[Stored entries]

[start]

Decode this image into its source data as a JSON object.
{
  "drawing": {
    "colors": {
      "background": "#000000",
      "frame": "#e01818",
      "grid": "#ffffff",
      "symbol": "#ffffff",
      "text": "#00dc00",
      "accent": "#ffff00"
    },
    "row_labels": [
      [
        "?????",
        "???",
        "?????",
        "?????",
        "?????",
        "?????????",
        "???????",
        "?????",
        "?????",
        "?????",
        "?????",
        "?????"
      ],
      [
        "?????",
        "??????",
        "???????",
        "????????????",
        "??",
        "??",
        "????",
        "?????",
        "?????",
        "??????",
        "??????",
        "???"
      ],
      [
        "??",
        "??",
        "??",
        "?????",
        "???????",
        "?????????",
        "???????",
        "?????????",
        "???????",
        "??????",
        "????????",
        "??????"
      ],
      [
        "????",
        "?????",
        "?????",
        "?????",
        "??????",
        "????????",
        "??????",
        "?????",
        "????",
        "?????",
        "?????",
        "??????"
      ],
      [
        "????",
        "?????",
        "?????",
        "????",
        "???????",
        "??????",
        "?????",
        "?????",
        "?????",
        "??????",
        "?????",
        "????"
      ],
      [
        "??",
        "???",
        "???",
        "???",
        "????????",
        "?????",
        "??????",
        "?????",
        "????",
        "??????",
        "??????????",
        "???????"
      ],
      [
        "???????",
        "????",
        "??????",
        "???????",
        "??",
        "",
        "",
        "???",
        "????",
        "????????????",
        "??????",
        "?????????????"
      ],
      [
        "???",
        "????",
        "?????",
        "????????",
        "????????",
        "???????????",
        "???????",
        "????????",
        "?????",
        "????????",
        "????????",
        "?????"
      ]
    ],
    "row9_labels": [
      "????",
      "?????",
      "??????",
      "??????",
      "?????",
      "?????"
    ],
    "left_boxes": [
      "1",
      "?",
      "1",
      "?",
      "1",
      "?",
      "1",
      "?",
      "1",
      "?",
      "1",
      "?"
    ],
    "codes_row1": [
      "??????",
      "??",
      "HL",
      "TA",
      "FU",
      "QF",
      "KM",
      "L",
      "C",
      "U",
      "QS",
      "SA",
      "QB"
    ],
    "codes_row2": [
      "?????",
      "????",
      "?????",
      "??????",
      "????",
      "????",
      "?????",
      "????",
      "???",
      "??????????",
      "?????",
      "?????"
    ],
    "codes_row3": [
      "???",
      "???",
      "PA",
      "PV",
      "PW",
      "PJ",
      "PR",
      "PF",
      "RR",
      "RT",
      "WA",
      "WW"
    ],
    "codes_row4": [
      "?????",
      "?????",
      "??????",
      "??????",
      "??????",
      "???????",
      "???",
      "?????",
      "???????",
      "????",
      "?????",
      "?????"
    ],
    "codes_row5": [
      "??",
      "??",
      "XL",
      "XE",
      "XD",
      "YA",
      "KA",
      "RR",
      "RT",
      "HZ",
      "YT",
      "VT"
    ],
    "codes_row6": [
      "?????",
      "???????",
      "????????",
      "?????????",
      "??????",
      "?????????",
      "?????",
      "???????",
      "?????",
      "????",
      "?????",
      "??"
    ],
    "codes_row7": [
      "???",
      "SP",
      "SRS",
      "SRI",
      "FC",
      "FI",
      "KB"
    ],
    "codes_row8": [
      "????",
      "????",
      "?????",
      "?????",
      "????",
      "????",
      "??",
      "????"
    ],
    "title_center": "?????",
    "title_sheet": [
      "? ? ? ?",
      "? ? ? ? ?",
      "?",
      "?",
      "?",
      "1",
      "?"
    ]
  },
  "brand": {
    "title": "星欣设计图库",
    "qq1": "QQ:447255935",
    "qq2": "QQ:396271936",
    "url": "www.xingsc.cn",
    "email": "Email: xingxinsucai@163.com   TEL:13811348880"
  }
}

[end]

## What the task asks
Quote the data above in full, changing nothing.

## Response
Decode this image into its source data as a JSON object.
{
  "drawing": {
    "colors": {
      "background": "#000000",
      "frame": "#e01818",
      "grid": "#ffffff",
      "symbol": "#ffffff",
      "text": "#00dc00",
      "accent": "#ffff00"
    },
    "row_labels": [
      [
        "?????",
        "???",
        "?????",
        "?????",
        "?????",
        "?????????",
        "???????",
        "?????",
        "?????",
        "?????",
        "?????",
        "?????"
      ],
      [
        "?????",
        "??????",
        "???????",
        "????????????",
        "??",
        "??",
        "????",
        "?????",
        "?????",
        "??????",
        "??????",
        "???"
      ],
      [
        "??",
        "??",
        "??",
        "?????",
        "???????",
        "?????????",
        "???????",
        "?????????",
        "???????",
        "??????",
        "????????",
        "??????"
      ],
      [
        "????",
        "?????",
        "?????",
        "?????",
        "??????",
        "????????",
        "??????",
        "?????",
        "????",
        "?????",
        "?????",
        "??????"
      ],
      [
        "????",
        "?????",
        "?????",
        "????",
        "???????",
        "??????",
        "?????",
        "?????",
        "?????",
        "??????",
        "?????",
        "????"
      ],
      [
        "??",
        "???",
        "???",
        "???",
        "????????",
        "?????",
        "??????",
        "?????",
        "????",
        "??????",
        "??????????",
        "???????"
      ],
      [
        "???????",
        "????",
        "??????",
        "???????",
        "??",
        "",
        "",
        "???",
        "????",
        "????????????",
        "??????",
        "?????????????"
      ],
      [
        "???",
        "????",
        "?????",
        "????????",
        "????????",
        "???????????",
        "???????",
        "????????",
        "?????",
        "????????",
        "????????",
        "?????"
      ]
    ],
    "row9_labels": [
      "????",
      "?????",
      "??????",
      "??????",
      "?????",
      "?????"
    ],
    "left_boxes": [
      "1",
      "?",
      "1",
      "?",
      "1",
      "?",
      "1",
      "?",
      "1",
      "?",
      "1",
      "?"
    ],
    "codes_row1": [
      "??????",
      "??",
      "HL",
      "TA",
      "FU",
      "QF",
      "KM",
      "L",
      "C",
      "U",
      "QS",
      "SA",
      "QB"
    ],
    "codes_row2": [
      "?????",
      "????",
      "?????",
      "??????",
      "????",
      "????",
      "?????",
      "????",
      "???",
      "??????????",
      "?????",
      "?????"
    ],
    "codes_row3": [
      "???",
      "???",
      "PA",
      "PV",
      "PW",
      "PJ",
      "PR",
      "PF",
      "RR",
      "RT",
      "WA",
      "WW"
    ],
    "codes_row4": [
      "?????",
      "?????",
      "??????",
      "??????",
      "??????",
      "???????",
      "???",
      "?????",
      "???????",
      "????",
      "?????",
      "?????"
    ],
    "codes_row5": [
      "??",
      "??",
      "XL",
      "XE",
      "XD",
      "YA",
      "KA",
      "RR",
      "RT",
      "HZ",
      "YT",
      "VT"
    ],
    "codes_row6": [
      "?????",
      "???????",
      "????????",
      "?????????",
      "??????",
      "?????????",
      "?????",
      "???????",
      "?????",
      "????",
      "?????",
      "??"
    ],
    "codes_row7": [
      "???",
      "SP",
      "SRS",
      "SRI",
      "FC",
      "FI",
      "KB"
    ],
    "codes_row8": [
      "????",
      "????",
      "?????",
      "?????",
      "????",
      "????",
      "??",
      "????"
    ],
    "title_center": "?????",
    "title_sheet": [
      "? ? ? ?",
      "? ? ? ? ?",
      "?",
      "?",
      "?",
      "1",
      "?"
    ]
  },
  "brand": {
    "title": "星欣设计图库",
    "qq1": "QQ:447255935",
    "qq2": "QQ:396271936",
    "url": "www.xingsc.cn",
    "email": "Email: xingxinsucai@163.com   TEL:13811348880"
  }
}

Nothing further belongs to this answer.